§ **Objective**
Check each line of the listing below for the string "text", and copy the ones that have it.

§ **Collected data**
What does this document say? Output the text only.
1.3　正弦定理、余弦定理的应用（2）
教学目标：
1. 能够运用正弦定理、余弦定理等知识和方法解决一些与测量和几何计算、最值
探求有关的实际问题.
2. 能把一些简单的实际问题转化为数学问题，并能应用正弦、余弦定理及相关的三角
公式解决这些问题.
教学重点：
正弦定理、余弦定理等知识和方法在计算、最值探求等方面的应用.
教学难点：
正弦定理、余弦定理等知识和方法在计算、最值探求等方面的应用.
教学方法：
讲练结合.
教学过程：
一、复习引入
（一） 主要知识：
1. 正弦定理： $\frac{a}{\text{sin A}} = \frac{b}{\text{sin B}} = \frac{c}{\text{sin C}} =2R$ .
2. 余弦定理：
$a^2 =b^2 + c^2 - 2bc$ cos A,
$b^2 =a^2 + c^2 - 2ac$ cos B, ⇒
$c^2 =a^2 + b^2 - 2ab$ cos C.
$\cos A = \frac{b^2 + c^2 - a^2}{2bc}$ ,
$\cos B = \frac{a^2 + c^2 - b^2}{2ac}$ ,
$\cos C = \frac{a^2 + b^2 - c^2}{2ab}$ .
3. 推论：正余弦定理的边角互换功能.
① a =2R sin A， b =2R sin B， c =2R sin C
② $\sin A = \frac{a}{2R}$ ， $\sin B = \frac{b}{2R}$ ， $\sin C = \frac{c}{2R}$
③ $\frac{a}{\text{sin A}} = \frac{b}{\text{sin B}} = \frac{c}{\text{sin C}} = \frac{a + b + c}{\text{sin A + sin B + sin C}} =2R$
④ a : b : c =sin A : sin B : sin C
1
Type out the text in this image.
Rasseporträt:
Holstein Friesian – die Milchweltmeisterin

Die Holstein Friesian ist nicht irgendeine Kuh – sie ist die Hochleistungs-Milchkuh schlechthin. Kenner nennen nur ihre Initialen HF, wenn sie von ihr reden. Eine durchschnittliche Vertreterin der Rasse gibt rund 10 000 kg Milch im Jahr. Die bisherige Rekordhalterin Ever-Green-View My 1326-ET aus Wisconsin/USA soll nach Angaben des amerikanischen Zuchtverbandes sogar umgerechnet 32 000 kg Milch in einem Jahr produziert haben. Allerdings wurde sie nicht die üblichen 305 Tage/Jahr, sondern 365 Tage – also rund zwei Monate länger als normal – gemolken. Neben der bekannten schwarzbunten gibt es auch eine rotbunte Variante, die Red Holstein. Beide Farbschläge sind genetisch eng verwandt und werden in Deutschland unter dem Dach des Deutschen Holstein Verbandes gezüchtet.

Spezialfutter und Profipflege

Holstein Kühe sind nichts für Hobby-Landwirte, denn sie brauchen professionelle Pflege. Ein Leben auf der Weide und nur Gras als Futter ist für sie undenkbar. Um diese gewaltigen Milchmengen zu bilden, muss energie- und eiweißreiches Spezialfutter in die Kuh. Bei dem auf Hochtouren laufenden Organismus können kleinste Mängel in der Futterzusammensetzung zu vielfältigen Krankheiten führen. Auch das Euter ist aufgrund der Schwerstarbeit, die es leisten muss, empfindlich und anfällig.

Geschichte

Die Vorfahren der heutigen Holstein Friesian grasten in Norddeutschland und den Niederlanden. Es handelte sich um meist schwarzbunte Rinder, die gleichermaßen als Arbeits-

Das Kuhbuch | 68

§ **The reply**
What does this document say? Output the text only.
1. 正弦定理： $\frac{a}{\text{sin A}} = \frac{b}{\text{sin B}} = \frac{c}{\text{sin C}} =2R$ .
③ $\frac{a}{\text{sin A}} = \frac{b}{\text{sin B}} = \frac{c}{\text{sin C}} = \frac{a + b + c}{\text{sin A + sin B + sin C}} =2R$
Type out the text in this image.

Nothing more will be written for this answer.